THE DATA:
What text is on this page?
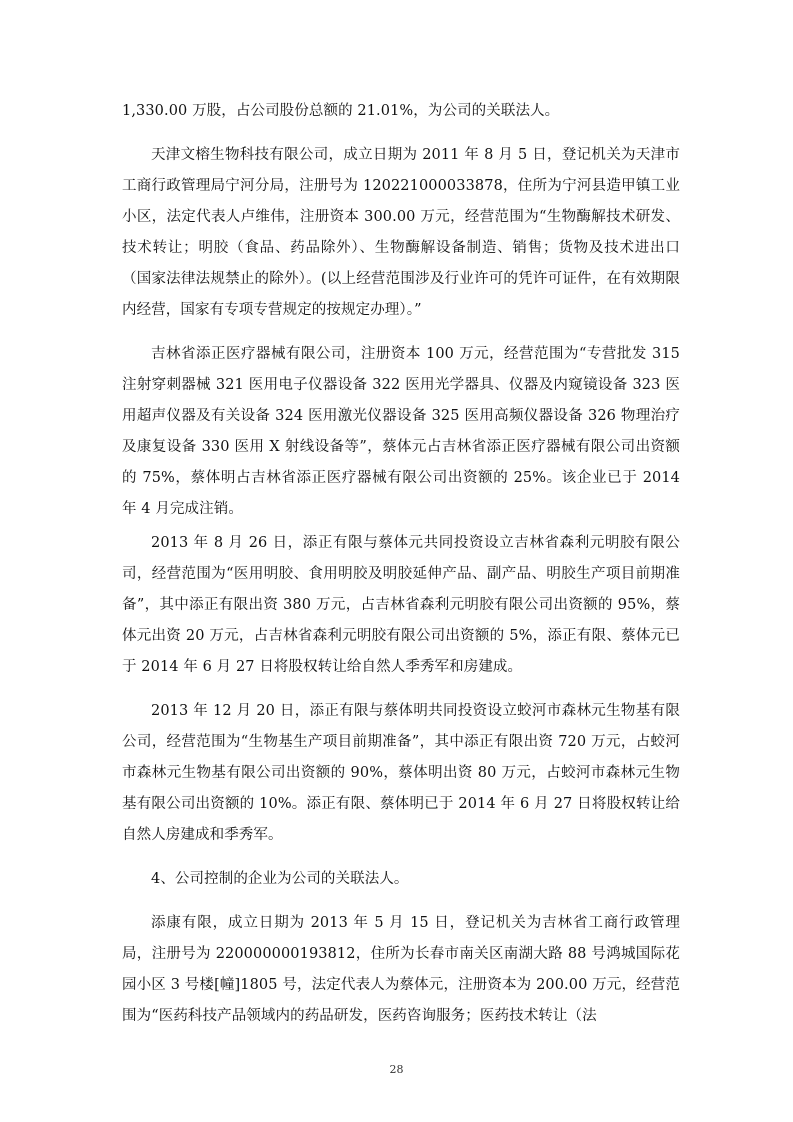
1,330.00 万股，占公司股份总额的 21.01%，为公司的关联法人。

天津文榕生物科技有限公司，成立日期为 2011 年 8 月 5 日，登记机关为天津市工商行政管理局宁河分局，注册号为 120221000033878，住所为宁河县造甲镇工业小区，法定代表人卢维伟，注册资本 300.00 万元，经营范围为“生物酶解技术研发、技术转让；明胶（食品、药品除外）、生物酶解设备制造、销售；货物及技术进出口（国家法律法规禁止的除外）。(以上经营范围涉及行业许可的凭许可证件，在有效期限内经营，国家有专项专营规定的按规定办理）。”

吉林省添正医疗器械有限公司，注册资本 100 万元，经营范围为“专营批发 315 注射穿刺器械 321 医用电子仪器设备 322 医用光学器具、仪器及内窥镜设备 323 医用超声仪器及有关设备 324 医用激光仪器设备 325 医用高频仪器设备 326 物理治疗及康复设备 330 医用 X 射线设备等”，蔡体元占吉林省添正医疗器械有限公司出资额的 75%，蔡体明占吉林省添正医疗器械有限公司出资额的 25%。该企业已于 2014 年 4 月完成注销。

2013 年 8 月 26 日，添正有限与蔡体元共同投资设立吉林省森利元明胶有限公司，经营范围为“医用明胶、食用明胶及明胶延伸产品、副产品、明胶生产项目前期准备”，其中添正有限出资 380 万元，占吉林省森利元明胶有限公司出资额的 95%，蔡体元出资 20 万元，占吉林省森利元明胶有限公司出资额的 5%，添正有限、蔡体元已于 2014 年 6 月 27 日将股权转让给自然人季秀军和房建成。

2013 年 12 月 20 日，添正有限与蔡体明共同投资设立蛟河市森林元生物基有限公司，经营范围为“生物基生产项目前期准备”，其中添正有限出资 720 万元，占蛟河市森林元生物基有限公司出资额的 90%，蔡体明出资 80 万元，占蛟河市森林元生物基有限公司出资额的 10%。添正有限、蔡体明已于 2014 年 6 月 27 日将股权转让给自然人房建成和季秀军。

4、公司控制的企业为公司的关联法人。

添康有限，成立日期为 2013 年 5 月 15 日，登记机关为吉林省工商行政管理局，注册号为 220000000193812，住所为长春市南关区南湖大路 88 号鸿城国际花园小区 3 号楼[幢]1805 号，法定代表人为蔡体元，注册资本为 200.00 万元，经营范围为“医药科技产品领域内的药品研发，医药咨询服务；医药技术转让（法

28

TASK PROMPT: Return each line exactly as written. Any picture gets left out.

WRITTEN ANSWER:
What text is on this page?
1,330.00 万股，占公司股份总额的 21.01%，为公司的关联法人。

天津文榕生物科技有限公司，成立日期为 2011 年 8 月 5 日，登记机关为天津市工商行政管理局宁河分局，注册号为 120221000033878，住所为宁河县造甲镇工业小区，法定代表人卢维伟，注册资本 300.00 万元，经营范围为“生物酶解技术研发、技术转让；明胶（食品、药品除外）、生物酶解设备制造、销售；货物及技术进出口（国家法律法规禁止的除外）。(以上经营范围涉及行业许可的凭许可证件，在有效期限内经营，国家有专项专营规定的按规定办理）。”

吉林省添正医疗器械有限公司，注册资本 100 万元，经营范围为“专营批发 315 注射穿刺器械 321 医用电子仪器设备 322 医用光学器具、仪器及内窥镜设备 323 医用超声仪器及有关设备 324 医用激光仪器设备 325 医用高频仪器设备 326 物理治疗及康复设备 330 医用 X 射线设备等”，蔡体元占吉林省添正医疗器械有限公司出资额的 75%，蔡体明占吉林省添正医疗器械有限公司出资额的 25%。该企业已于 2014 年 4 月完成注销。

2013 年 8 月 26 日，添正有限与蔡体元共同投资设立吉林省森利元明胶有限公司，经营范围为“医用明胶、食用明胶及明胶延伸产品、副产品、明胶生产项目前期准备”，其中添正有限出资 380 万元，占吉林省森利元明胶有限公司出资额的 95%，蔡体元出资 20 万元，占吉林省森利元明胶有限公司出资额的 5%，添正有限、蔡体元已于 2014 年 6 月 27 日将股权转让给自然人季秀军和房建成。

2013 年 12 月 20 日，添正有限与蔡体明共同投资设立蛟河市森林元生物基有限公司，经营范围为“生物基生产项目前期准备”，其中添正有限出资 720 万元，占蛟河市森林元生物基有限公司出资额的 90%，蔡体明出资 80 万元，占蛟河市森林元生物基有限公司出资额的 10%。添正有限、蔡体明已于 2014 年 6 月 27 日将股权转让给自然人房建成和季秀军。

4、公司控制的企业为公司的关联法人。

添康有限，成立日期为 2013 年 5 月 15 日，登记机关为吉林省工商行政管理局，注册号为 220000000193812，住所为长春市南关区南湖大路 88 号鸿城国际花园小区 3 号楼[幢]1805 号，法定代表人为蔡体元，注册资本为 200.00 万元，经营范围为“医药科技产品领域内的药品研发，医药咨询服务；医药技术转让（法

28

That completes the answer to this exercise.